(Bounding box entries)
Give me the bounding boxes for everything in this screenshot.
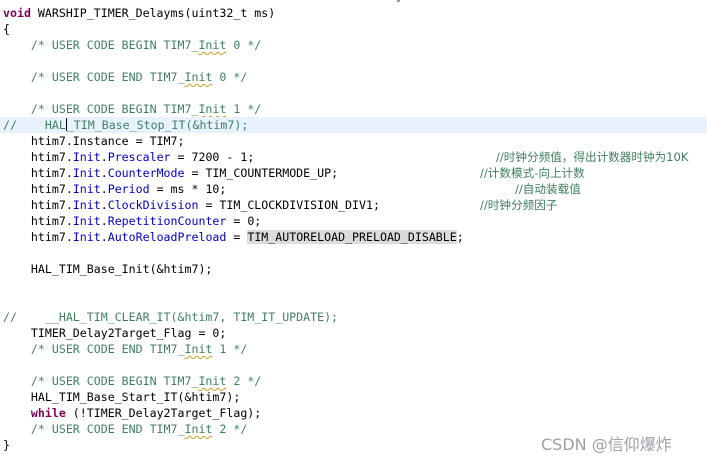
function-signature: WARSHIP_TIMER_Delayms(uint32_t ms)	[30, 6, 276, 20]
field: CounterMode	[107, 166, 185, 180]
code-text: = 0;	[226, 214, 262, 228]
inline-comment: //时钟分频值，得出计数器时钟为10K	[496, 150, 689, 164]
code-text: = TIM_CLOCKDIVISION_DIV1;	[198, 198, 380, 212]
code-text: htim7.	[3, 214, 73, 228]
code-line[interactable]: /* USER CODE BEGIN TIM7_Init 1 */	[3, 101, 261, 117]
inline-comment: //计数模式-向上计数	[480, 166, 585, 180]
code-text: TIMER_Delay2Target_Flag = 0;	[3, 326, 227, 340]
comment-spellcheck: Init	[198, 374, 227, 388]
field: Init	[72, 214, 101, 228]
code-line[interactable]: TIMER_Delay2Target_Flag = 0;	[3, 325, 226, 341]
comment: 1 */	[212, 342, 248, 356]
code-text: htim7.	[3, 166, 73, 180]
brace: }	[3, 438, 10, 452]
brace: {	[3, 22, 10, 36]
code-line[interactable]: /* USER CODE BEGIN TIM7_Init 0 */	[3, 37, 261, 53]
inline-comment: //时钟分频因子	[480, 198, 558, 212]
code-text: .	[100, 150, 108, 164]
code-line[interactable]: /* USER CODE END TIM7_Init 0 */	[3, 69, 247, 85]
comment: // HAL	[3, 118, 66, 132]
code-line[interactable]: while (!TIMER_Delay2Target_Flag);	[3, 405, 261, 421]
code-text: HAL_TIM_Base_Init(&htim7);	[3, 262, 213, 276]
code-line[interactable]: htim7.Init.AutoReloadPreload = TIM_AUTOR…	[3, 229, 464, 245]
comment-spellcheck: Init	[198, 38, 227, 52]
code-text: HAL_TIM_Base_Start_IT(&htim7);	[3, 390, 241, 404]
code-line[interactable]: htim7.Init.CounterMode = TIM_COUNTERMODE…	[3, 165, 338, 181]
code-line[interactable]: htim7.Init.RepetitionCounter = 0;	[3, 213, 261, 229]
field: Init	[72, 150, 101, 164]
code-text: htim7.Instance = TIM7;	[3, 134, 185, 148]
comment-spellcheck: Init	[184, 342, 213, 356]
code-line[interactable]: HAL_TIM_Base_Start_IT(&htim7);	[3, 389, 240, 405]
code-line[interactable]: void WARSHIP_TIMER_Delayms(uint32_t ms)	[3, 5, 275, 21]
field: Init	[72, 166, 101, 180]
comment-spellcheck: Init	[198, 102, 227, 116]
code-text: .	[100, 182, 108, 196]
comment: 1 */	[226, 102, 262, 116]
current-line[interactable]: // HAL_TIM_Base_Stop_IT(&htim7);	[0, 117, 707, 133]
code-text: htim7.	[3, 182, 73, 196]
code-text: htim7.	[3, 230, 73, 244]
code-text: ;	[456, 230, 464, 244]
code-line[interactable]: }	[3, 437, 10, 453]
code-text: = 7200 - 1;	[170, 150, 255, 164]
comment: /* USER CODE END TIM7_	[3, 342, 185, 356]
code-line[interactable]: /* USER CODE END TIM7_Init 1 */	[3, 341, 247, 357]
code-text: .	[100, 198, 108, 212]
comment: /* USER CODE BEGIN TIM7_	[3, 102, 199, 116]
comment: 2 */	[212, 422, 248, 436]
code-text: .	[100, 214, 108, 228]
keyword: while	[30, 406, 66, 420]
code-text: =	[226, 230, 248, 244]
code-line[interactable]: /* USER CODE END TIM7_Init 2 */	[3, 421, 247, 437]
selected-text[interactable]: TIM_AUTORELOAD_PRELOAD_DISABLE	[247, 230, 457, 244]
comment: /* USER CODE END TIM7_	[3, 70, 185, 84]
comment: 2 */	[226, 374, 262, 388]
code-line[interactable]: /* USER CODE BEGIN TIM7_Init 2 */	[3, 373, 261, 389]
code-text: = TIM_COUNTERMODE_UP;	[184, 166, 339, 180]
field: RepetitionCounter	[107, 214, 227, 228]
code-line[interactable]: htim7.Init.ClockDivision = TIM_CLOCKDIVI…	[3, 197, 380, 213]
comment: // __HAL_TIM_CLEAR_IT(&htim7, TIM_IT_UPD…	[3, 310, 339, 324]
comment: 0 */	[212, 70, 248, 84]
field: Period	[107, 182, 150, 196]
csdn-watermark: CSDN @信仰爆炸	[541, 435, 672, 454]
comment: 0 */	[226, 38, 262, 52]
comment: /* USER CODE BEGIN TIM7_	[3, 38, 199, 52]
code-line[interactable]: HAL_TIM_Base_Init(&htim7);	[3, 261, 213, 277]
code-editor[interactable]: void WARSHIP_TIMER_Delayms(uint32_t ms) …	[0, 0, 707, 460]
keyword: void	[3, 6, 31, 20]
ruler-mark	[397, 0, 400, 2]
code-text: .	[100, 230, 108, 244]
field: AutoReloadPreload	[107, 230, 227, 244]
comment: _TIM_Base_Stop_IT(&htim7);	[66, 118, 249, 132]
field: Init	[72, 230, 101, 244]
code-text: = ms * 10;	[149, 182, 227, 196]
code-text: htim7.	[3, 150, 73, 164]
comment-spellcheck: Init	[184, 70, 213, 84]
field: ClockDivision	[107, 198, 199, 212]
field: Prescaler	[107, 150, 171, 164]
comment: /* USER CODE END TIM7_	[3, 422, 185, 436]
code-line[interactable]: // __HAL_TIM_CLEAR_IT(&htim7, TIM_IT_UPD…	[3, 309, 338, 325]
field: Init	[72, 198, 101, 212]
code-line[interactable]: htim7.Init.Prescaler = 7200 - 1;	[3, 149, 254, 165]
comment-spellcheck: Init	[184, 422, 213, 436]
code-line[interactable]: htim7.Init.Period = ms * 10;	[3, 181, 226, 197]
code-text: htim7.	[3, 198, 73, 212]
code-line[interactable]: htim7.Instance = TIM7;	[3, 133, 185, 149]
inline-comment: //自动装载值	[515, 182, 581, 196]
code-text: .	[100, 166, 108, 180]
code-line[interactable]: {	[3, 21, 10, 37]
field: Init	[72, 182, 101, 196]
code-text: (!TIMER_Delay2Target_Flag);	[65, 406, 262, 420]
comment: /* USER CODE BEGIN TIM7_	[3, 374, 199, 388]
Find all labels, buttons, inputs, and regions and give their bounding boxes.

*TASK REQUIREMENTS:* Reproduce all of the lines above word for word, leaving out the pictures.

*THE SOLUTION:*
Give me the bounding boxes for everything in this screenshot.
function-signature: WARSHIP_TIMER_Delayms(uint32_t ms)	[30, 6, 276, 20]
field: CounterMode	[107, 166, 185, 180]
code-text: = 0;	[226, 214, 262, 228]
inline-comment: //时钟分频值，得出计数器时钟为10K	[496, 150, 689, 164]
code-text: = TIM_CLOCKDIVISION_DIV1;	[198, 198, 380, 212]
code-text: htim7.	[3, 214, 73, 228]
code-line[interactable]: /* USER CODE BEGIN TIM7_Init 1 */	[3, 101, 261, 117]
inline-comment: //计数模式-向上计数	[480, 166, 585, 180]
code-text: TIMER_Delay2Target_Flag = 0;	[3, 326, 227, 340]
comment-spellcheck: Init	[198, 374, 227, 388]
field: Init	[72, 214, 101, 228]
code-line[interactable]: TIMER_Delay2Target_Flag = 0;	[3, 325, 226, 341]
comment: 1 */	[212, 342, 248, 356]
code-text: htim7.	[3, 166, 73, 180]
brace: }	[3, 438, 10, 452]
brace: {	[3, 22, 10, 36]
code-line[interactable]: /* USER CODE BEGIN TIM7_Init 0 */	[3, 37, 261, 53]
inline-comment: //时钟分频因子	[480, 198, 558, 212]
code-text: .	[100, 150, 108, 164]
code-line[interactable]: /* USER CODE END TIM7_Init 0 */	[3, 69, 247, 85]
comment: // HAL	[3, 118, 66, 132]
code-line[interactable]: while (!TIMER_Delay2Target_Flag);	[3, 405, 261, 421]
code-text: HAL_TIM_Base_Init(&htim7);	[3, 262, 213, 276]
code-line[interactable]: htim7.Init.AutoReloadPreload = TIM_AUTOR…	[3, 229, 464, 245]
comment-spellcheck: Init	[198, 38, 227, 52]
code-text: HAL_TIM_Base_Start_IT(&htim7);	[3, 390, 241, 404]
code-line[interactable]: htim7.Init.CounterMode = TIM_COUNTERMODE…	[3, 165, 338, 181]
code-line[interactable]: htim7.Init.RepetitionCounter = 0;	[3, 213, 261, 229]
field: Init	[72, 150, 101, 164]
code-text: htim7.Instance = TIM7;	[3, 134, 185, 148]
comment-spellcheck: Init	[184, 342, 213, 356]
code-line[interactable]: HAL_TIM_Base_Start_IT(&htim7);	[3, 389, 240, 405]
code-line[interactable]: void WARSHIP_TIMER_Delayms(uint32_t ms)	[3, 5, 275, 21]
field: Init	[72, 166, 101, 180]
comment-spellcheck: Init	[198, 102, 227, 116]
code-text: .	[100, 182, 108, 196]
comment: 1 */	[226, 102, 262, 116]
current-line[interactable]: // HAL_TIM_Base_Stop_IT(&htim7);	[0, 117, 707, 133]
code-text: htim7.	[3, 182, 73, 196]
code-text: htim7.	[3, 230, 73, 244]
code-text: ;	[456, 230, 464, 244]
code-line[interactable]: }	[3, 437, 10, 453]
code-text: = 7200 - 1;	[170, 150, 255, 164]
comment: /* USER CODE END TIM7_	[3, 342, 185, 356]
code-line[interactable]: /* USER CODE END TIM7_Init 1 */	[3, 341, 247, 357]
code-text: .	[100, 198, 108, 212]
comment: /* USER CODE BEGIN TIM7_	[3, 102, 199, 116]
comment: 2 */	[212, 422, 248, 436]
code-text: .	[100, 214, 108, 228]
keyword: while	[30, 406, 66, 420]
code-text: =	[226, 230, 248, 244]
code-line[interactable]: /* USER CODE END TIM7_Init 2 */	[3, 421, 247, 437]
selected-text[interactable]: TIM_AUTORELOAD_PRELOAD_DISABLE	[247, 230, 457, 244]
comment: /* USER CODE END TIM7_	[3, 70, 185, 84]
comment: 2 */	[226, 374, 262, 388]
code-line[interactable]: /* USER CODE BEGIN TIM7_Init 2 */	[3, 373, 261, 389]
code-text: = TIM_COUNTERMODE_UP;	[184, 166, 339, 180]
field: RepetitionCounter	[107, 214, 227, 228]
code-line[interactable]: htim7.Init.ClockDivision = TIM_CLOCKDIVI…	[3, 197, 380, 213]
comment: // __HAL_TIM_CLEAR_IT(&htim7, TIM_IT_UPD…	[3, 310, 339, 324]
comment: 0 */	[212, 70, 248, 84]
field: Period	[107, 182, 150, 196]
csdn-watermark: CSDN @信仰爆炸	[541, 435, 672, 454]
comment: 0 */	[226, 38, 262, 52]
comment: /* USER CODE BEGIN TIM7_	[3, 38, 199, 52]
code-line[interactable]: HAL_TIM_Base_Init(&htim7);	[3, 261, 213, 277]
code-editor[interactable]: void WARSHIP_TIMER_Delayms(uint32_t ms) …	[0, 0, 707, 460]
keyword: void	[3, 6, 31, 20]
ruler-mark	[397, 0, 400, 2]
code-text: .	[100, 230, 108, 244]
field: AutoReloadPreload	[107, 230, 227, 244]
comment: _TIM_Base_Stop_IT(&htim7);	[66, 118, 249, 132]
field: Init	[72, 230, 101, 244]
code-text: = ms * 10;	[149, 182, 227, 196]
code-text: htim7.	[3, 150, 73, 164]
comment-spellcheck: Init	[184, 70, 213, 84]
field: ClockDivision	[107, 198, 199, 212]
field: Prescaler	[107, 150, 171, 164]
comment: /* USER CODE END TIM7_	[3, 422, 185, 436]
code-line[interactable]: // __HAL_TIM_CLEAR_IT(&htim7, TIM_IT_UPD…	[3, 309, 338, 325]
field: Init	[72, 198, 101, 212]
code-line[interactable]: htim7.Init.Prescaler = 7200 - 1;	[3, 149, 254, 165]
comment-spellcheck: Init	[184, 422, 213, 436]
code-line[interactable]: htim7.Init.Period = ms * 10;	[3, 181, 226, 197]
code-text: htim7.	[3, 198, 73, 212]
code-line[interactable]: htim7.Instance = TIM7;	[3, 133, 185, 149]
inline-comment: //自动装载值	[515, 182, 581, 196]
code-text: .	[100, 166, 108, 180]
code-line[interactable]: {	[3, 21, 10, 37]
field: Init	[72, 182, 101, 196]
code-text: (!TIMER_Delay2Target_Flag);	[65, 406, 262, 420]
comment: /* USER CODE BEGIN TIM7_	[3, 374, 199, 388]
Find all labels, buttons, inputs, and regions and give their bounding boxes.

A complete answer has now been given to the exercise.